### LISTED RECORDS
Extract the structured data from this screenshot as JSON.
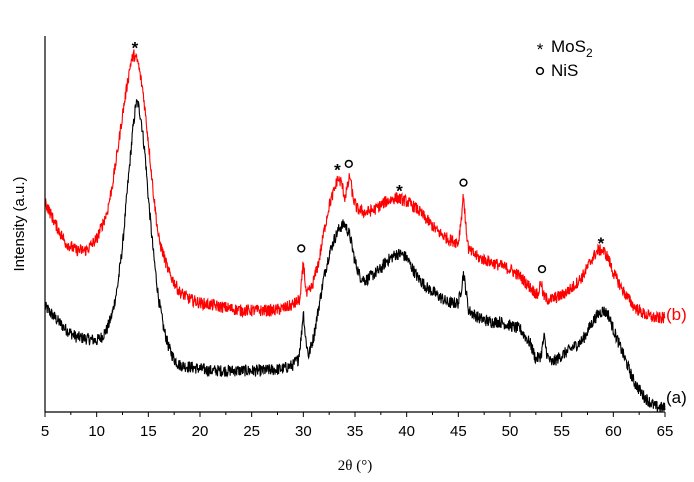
{
  "chart_data": {
    "type": "line",
    "title": "",
    "xlabel": "2θ (°)",
    "ylabel": "Intensity (a.u.)",
    "xlim": [
      5,
      65
    ],
    "ylim": [
      0,
      100
    ],
    "x_ticks": [
      "5",
      "10",
      "15",
      "20",
      "25",
      "30",
      "35",
      "40",
      "45",
      "50",
      "55",
      "60",
      "65"
    ],
    "y_ticks": [],
    "legend": {
      "placement": "top-right",
      "entries": [
        {
          "symbol": "*",
          "text": "MoS",
          "sub": "2"
        },
        {
          "symbol": "o",
          "text": "NiS",
          "sub": ""
        }
      ]
    },
    "series": [
      {
        "name": "(a)",
        "color": "#000000",
        "points": [
          [
            5,
            28
          ],
          [
            6,
            25
          ],
          [
            7,
            22
          ],
          [
            8,
            20
          ],
          [
            9,
            19.5
          ],
          [
            10,
            19
          ],
          [
            10.5,
            20
          ],
          [
            11,
            22
          ],
          [
            11.5,
            26
          ],
          [
            12,
            33
          ],
          [
            12.5,
            44
          ],
          [
            13,
            60
          ],
          [
            13.5,
            75
          ],
          [
            13.8,
            82
          ],
          [
            14,
            82
          ],
          [
            14.3,
            78
          ],
          [
            14.7,
            68
          ],
          [
            15,
            57
          ],
          [
            15.5,
            42
          ],
          [
            16,
            30
          ],
          [
            16.5,
            22
          ],
          [
            17,
            17
          ],
          [
            17.5,
            14
          ],
          [
            18,
            12.5
          ],
          [
            19,
            12
          ],
          [
            20,
            11.5
          ],
          [
            21,
            11
          ],
          [
            22,
            11
          ],
          [
            23,
            11
          ],
          [
            24,
            11
          ],
          [
            25,
            11
          ],
          [
            26,
            11
          ],
          [
            27,
            11.2
          ],
          [
            28,
            11.5
          ],
          [
            29,
            12.5
          ],
          [
            29.5,
            14
          ],
          [
            29.8,
            20
          ],
          [
            30,
            27
          ],
          [
            30.2,
            20
          ],
          [
            30.5,
            15
          ],
          [
            31,
            20
          ],
          [
            31.5,
            28
          ],
          [
            32,
            36
          ],
          [
            32.5,
            42
          ],
          [
            33,
            46
          ],
          [
            33.5,
            49
          ],
          [
            34,
            50
          ],
          [
            34.5,
            47
          ],
          [
            35,
            40
          ],
          [
            35.5,
            36
          ],
          [
            36,
            35
          ],
          [
            36.5,
            36
          ],
          [
            37,
            37
          ],
          [
            37.5,
            38
          ],
          [
            38,
            40
          ],
          [
            38.5,
            41
          ],
          [
            39,
            42
          ],
          [
            39.5,
            42
          ],
          [
            40,
            41
          ],
          [
            41,
            36
          ],
          [
            42,
            33
          ],
          [
            43,
            31
          ],
          [
            44,
            29
          ],
          [
            45,
            29
          ],
          [
            45.3,
            33
          ],
          [
            45.5,
            37
          ],
          [
            45.7,
            33
          ],
          [
            46,
            27
          ],
          [
            47,
            25
          ],
          [
            48,
            24
          ],
          [
            49,
            24
          ],
          [
            50,
            23
          ],
          [
            51,
            22
          ],
          [
            52,
            18
          ],
          [
            52.5,
            14
          ],
          [
            53,
            15
          ],
          [
            53.3,
            20
          ],
          [
            53.6,
            15
          ],
          [
            54,
            13
          ],
          [
            55,
            15
          ],
          [
            56,
            17
          ],
          [
            57,
            19
          ],
          [
            58,
            24
          ],
          [
            58.5,
            26
          ],
          [
            59,
            27
          ],
          [
            59.5,
            26
          ],
          [
            60,
            22
          ],
          [
            61,
            15
          ],
          [
            62,
            8
          ],
          [
            63,
            4
          ],
          [
            64,
            1.5
          ],
          [
            65,
            1
          ]
        ]
      },
      {
        "name": "(b)",
        "color": "#ff0000",
        "points": [
          [
            5,
            56
          ],
          [
            6,
            50
          ],
          [
            7,
            45
          ],
          [
            8,
            43
          ],
          [
            9,
            43
          ],
          [
            10,
            46
          ],
          [
            11,
            53
          ],
          [
            11.5,
            60
          ],
          [
            12,
            69
          ],
          [
            12.5,
            79
          ],
          [
            13,
            88
          ],
          [
            13.3,
            93
          ],
          [
            13.6,
            95
          ],
          [
            14,
            93
          ],
          [
            14.5,
            85
          ],
          [
            15,
            72
          ],
          [
            15.5,
            58
          ],
          [
            16,
            46
          ],
          [
            17,
            37
          ],
          [
            18,
            32
          ],
          [
            19,
            30
          ],
          [
            20,
            29
          ],
          [
            21,
            28.5
          ],
          [
            22,
            28
          ],
          [
            23,
            27.5
          ],
          [
            24,
            27
          ],
          [
            25,
            27
          ],
          [
            26,
            27
          ],
          [
            27,
            27
          ],
          [
            28,
            27.5
          ],
          [
            29,
            28.5
          ],
          [
            29.7,
            30
          ],
          [
            30,
            40
          ],
          [
            30.3,
            31
          ],
          [
            30.8,
            33
          ],
          [
            31.5,
            40
          ],
          [
            32,
            48
          ],
          [
            32.5,
            55
          ],
          [
            33,
            59
          ],
          [
            33.3,
            62
          ],
          [
            33.7,
            61
          ],
          [
            34,
            57
          ],
          [
            34.3,
            60
          ],
          [
            34.5,
            63
          ],
          [
            34.8,
            57
          ],
          [
            35.2,
            54
          ],
          [
            36,
            53
          ],
          [
            37,
            54
          ],
          [
            38,
            56
          ],
          [
            39,
            57
          ],
          [
            40,
            56
          ],
          [
            41,
            54
          ],
          [
            42,
            51
          ],
          [
            43,
            48
          ],
          [
            44,
            46
          ],
          [
            45,
            45
          ],
          [
            45.3,
            52
          ],
          [
            45.5,
            58
          ],
          [
            45.7,
            50
          ],
          [
            46,
            43
          ],
          [
            47,
            41
          ],
          [
            48,
            40
          ],
          [
            49,
            39
          ],
          [
            50,
            38
          ],
          [
            51,
            36
          ],
          [
            52,
            33
          ],
          [
            52.7,
            31
          ],
          [
            53,
            35
          ],
          [
            53.2,
            31
          ],
          [
            53.6,
            30
          ],
          [
            54,
            30
          ],
          [
            55,
            31
          ],
          [
            56,
            33
          ],
          [
            57,
            36
          ],
          [
            58,
            41
          ],
          [
            58.5,
            43
          ],
          [
            59,
            43
          ],
          [
            59.5,
            41
          ],
          [
            60,
            37
          ],
          [
            61,
            32
          ],
          [
            62,
            28
          ],
          [
            63,
            26
          ],
          [
            64,
            25
          ],
          [
            65,
            25
          ]
        ]
      }
    ],
    "annotations": [
      {
        "symbol": "*",
        "x": 13.7,
        "y": 97.5
      },
      {
        "symbol": "*",
        "x": 33.3,
        "y": 65
      },
      {
        "symbol": "o",
        "x": 34.4,
        "y": 66
      },
      {
        "symbol": "*",
        "x": 39.3,
        "y": 59.5
      },
      {
        "symbol": "o",
        "x": 29.8,
        "y": 43.5
      },
      {
        "symbol": "o",
        "x": 45.5,
        "y": 61
      },
      {
        "symbol": "o",
        "x": 53.1,
        "y": 38
      },
      {
        "symbol": "*",
        "x": 58.8,
        "y": 45.5
      }
    ],
    "series_labels": [
      {
        "text": "(b)",
        "color": "#ff0000",
        "y": 26
      },
      {
        "text": "(a)",
        "color": "#000000",
        "y": 4
      }
    ],
    "grid": false
  }
}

### YOUR INSTRUCTIONS
Print the records above exactly as they stand, but leave out the pictures.

### THE SOLUTION
Extract the structured data from this screenshot as JSON.
{
  "chart_data": {
    "type": "line",
    "title": "",
    "xlabel": "2θ (°)",
    "ylabel": "Intensity (a.u.)",
    "xlim": [
      5,
      65
    ],
    "ylim": [
      0,
      100
    ],
    "x_ticks": [
      "5",
      "10",
      "15",
      "20",
      "25",
      "30",
      "35",
      "40",
      "45",
      "50",
      "55",
      "60",
      "65"
    ],
    "y_ticks": [],
    "legend": {
      "placement": "top-right",
      "entries": [
        {
          "symbol": "*",
          "text": "MoS",
          "sub": "2"
        },
        {
          "symbol": "o",
          "text": "NiS",
          "sub": ""
        }
      ]
    },
    "series": [
      {
        "name": "(a)",
        "color": "#000000",
        "points": [
          [
            5,
            28
          ],
          [
            6,
            25
          ],
          [
            7,
            22
          ],
          [
            8,
            20
          ],
          [
            9,
            19.5
          ],
          [
            10,
            19
          ],
          [
            10.5,
            20
          ],
          [
            11,
            22
          ],
          [
            11.5,
            26
          ],
          [
            12,
            33
          ],
          [
            12.5,
            44
          ],
          [
            13,
            60
          ],
          [
            13.5,
            75
          ],
          [
            13.8,
            82
          ],
          [
            14,
            82
          ],
          [
            14.3,
            78
          ],
          [
            14.7,
            68
          ],
          [
            15,
            57
          ],
          [
            15.5,
            42
          ],
          [
            16,
            30
          ],
          [
            16.5,
            22
          ],
          [
            17,
            17
          ],
          [
            17.5,
            14
          ],
          [
            18,
            12.5
          ],
          [
            19,
            12
          ],
          [
            20,
            11.5
          ],
          [
            21,
            11
          ],
          [
            22,
            11
          ],
          [
            23,
            11
          ],
          [
            24,
            11
          ],
          [
            25,
            11
          ],
          [
            26,
            11
          ],
          [
            27,
            11.2
          ],
          [
            28,
            11.5
          ],
          [
            29,
            12.5
          ],
          [
            29.5,
            14
          ],
          [
            29.8,
            20
          ],
          [
            30,
            27
          ],
          [
            30.2,
            20
          ],
          [
            30.5,
            15
          ],
          [
            31,
            20
          ],
          [
            31.5,
            28
          ],
          [
            32,
            36
          ],
          [
            32.5,
            42
          ],
          [
            33,
            46
          ],
          [
            33.5,
            49
          ],
          [
            34,
            50
          ],
          [
            34.5,
            47
          ],
          [
            35,
            40
          ],
          [
            35.5,
            36
          ],
          [
            36,
            35
          ],
          [
            36.5,
            36
          ],
          [
            37,
            37
          ],
          [
            37.5,
            38
          ],
          [
            38,
            40
          ],
          [
            38.5,
            41
          ],
          [
            39,
            42
          ],
          [
            39.5,
            42
          ],
          [
            40,
            41
          ],
          [
            41,
            36
          ],
          [
            42,
            33
          ],
          [
            43,
            31
          ],
          [
            44,
            29
          ],
          [
            45,
            29
          ],
          [
            45.3,
            33
          ],
          [
            45.5,
            37
          ],
          [
            45.7,
            33
          ],
          [
            46,
            27
          ],
          [
            47,
            25
          ],
          [
            48,
            24
          ],
          [
            49,
            24
          ],
          [
            50,
            23
          ],
          [
            51,
            22
          ],
          [
            52,
            18
          ],
          [
            52.5,
            14
          ],
          [
            53,
            15
          ],
          [
            53.3,
            20
          ],
          [
            53.6,
            15
          ],
          [
            54,
            13
          ],
          [
            55,
            15
          ],
          [
            56,
            17
          ],
          [
            57,
            19
          ],
          [
            58,
            24
          ],
          [
            58.5,
            26
          ],
          [
            59,
            27
          ],
          [
            59.5,
            26
          ],
          [
            60,
            22
          ],
          [
            61,
            15
          ],
          [
            62,
            8
          ],
          [
            63,
            4
          ],
          [
            64,
            1.5
          ],
          [
            65,
            1
          ]
        ]
      },
      {
        "name": "(b)",
        "color": "#ff0000",
        "points": [
          [
            5,
            56
          ],
          [
            6,
            50
          ],
          [
            7,
            45
          ],
          [
            8,
            43
          ],
          [
            9,
            43
          ],
          [
            10,
            46
          ],
          [
            11,
            53
          ],
          [
            11.5,
            60
          ],
          [
            12,
            69
          ],
          [
            12.5,
            79
          ],
          [
            13,
            88
          ],
          [
            13.3,
            93
          ],
          [
            13.6,
            95
          ],
          [
            14,
            93
          ],
          [
            14.5,
            85
          ],
          [
            15,
            72
          ],
          [
            15.5,
            58
          ],
          [
            16,
            46
          ],
          [
            17,
            37
          ],
          [
            18,
            32
          ],
          [
            19,
            30
          ],
          [
            20,
            29
          ],
          [
            21,
            28.5
          ],
          [
            22,
            28
          ],
          [
            23,
            27.5
          ],
          [
            24,
            27
          ],
          [
            25,
            27
          ],
          [
            26,
            27
          ],
          [
            27,
            27
          ],
          [
            28,
            27.5
          ],
          [
            29,
            28.5
          ],
          [
            29.7,
            30
          ],
          [
            30,
            40
          ],
          [
            30.3,
            31
          ],
          [
            30.8,
            33
          ],
          [
            31.5,
            40
          ],
          [
            32,
            48
          ],
          [
            32.5,
            55
          ],
          [
            33,
            59
          ],
          [
            33.3,
            62
          ],
          [
            33.7,
            61
          ],
          [
            34,
            57
          ],
          [
            34.3,
            60
          ],
          [
            34.5,
            63
          ],
          [
            34.8,
            57
          ],
          [
            35.2,
            54
          ],
          [
            36,
            53
          ],
          [
            37,
            54
          ],
          [
            38,
            56
          ],
          [
            39,
            57
          ],
          [
            40,
            56
          ],
          [
            41,
            54
          ],
          [
            42,
            51
          ],
          [
            43,
            48
          ],
          [
            44,
            46
          ],
          [
            45,
            45
          ],
          [
            45.3,
            52
          ],
          [
            45.5,
            58
          ],
          [
            45.7,
            50
          ],
          [
            46,
            43
          ],
          [
            47,
            41
          ],
          [
            48,
            40
          ],
          [
            49,
            39
          ],
          [
            50,
            38
          ],
          [
            51,
            36
          ],
          [
            52,
            33
          ],
          [
            52.7,
            31
          ],
          [
            53,
            35
          ],
          [
            53.2,
            31
          ],
          [
            53.6,
            30
          ],
          [
            54,
            30
          ],
          [
            55,
            31
          ],
          [
            56,
            33
          ],
          [
            57,
            36
          ],
          [
            58,
            41
          ],
          [
            58.5,
            43
          ],
          [
            59,
            43
          ],
          [
            59.5,
            41
          ],
          [
            60,
            37
          ],
          [
            61,
            32
          ],
          [
            62,
            28
          ],
          [
            63,
            26
          ],
          [
            64,
            25
          ],
          [
            65,
            25
          ]
        ]
      }
    ],
    "annotations": [
      {
        "symbol": "*",
        "x": 13.7,
        "y": 97.5
      },
      {
        "symbol": "*",
        "x": 33.3,
        "y": 65
      },
      {
        "symbol": "o",
        "x": 34.4,
        "y": 66
      },
      {
        "symbol": "*",
        "x": 39.3,
        "y": 59.5
      },
      {
        "symbol": "o",
        "x": 29.8,
        "y": 43.5
      },
      {
        "symbol": "o",
        "x": 45.5,
        "y": 61
      },
      {
        "symbol": "o",
        "x": 53.1,
        "y": 38
      },
      {
        "symbol": "*",
        "x": 58.8,
        "y": 45.5
      }
    ],
    "series_labels": [
      {
        "text": "(b)",
        "color": "#ff0000",
        "y": 26
      },
      {
        "text": "(a)",
        "color": "#000000",
        "y": 4
      }
    ],
    "grid": false
  }
}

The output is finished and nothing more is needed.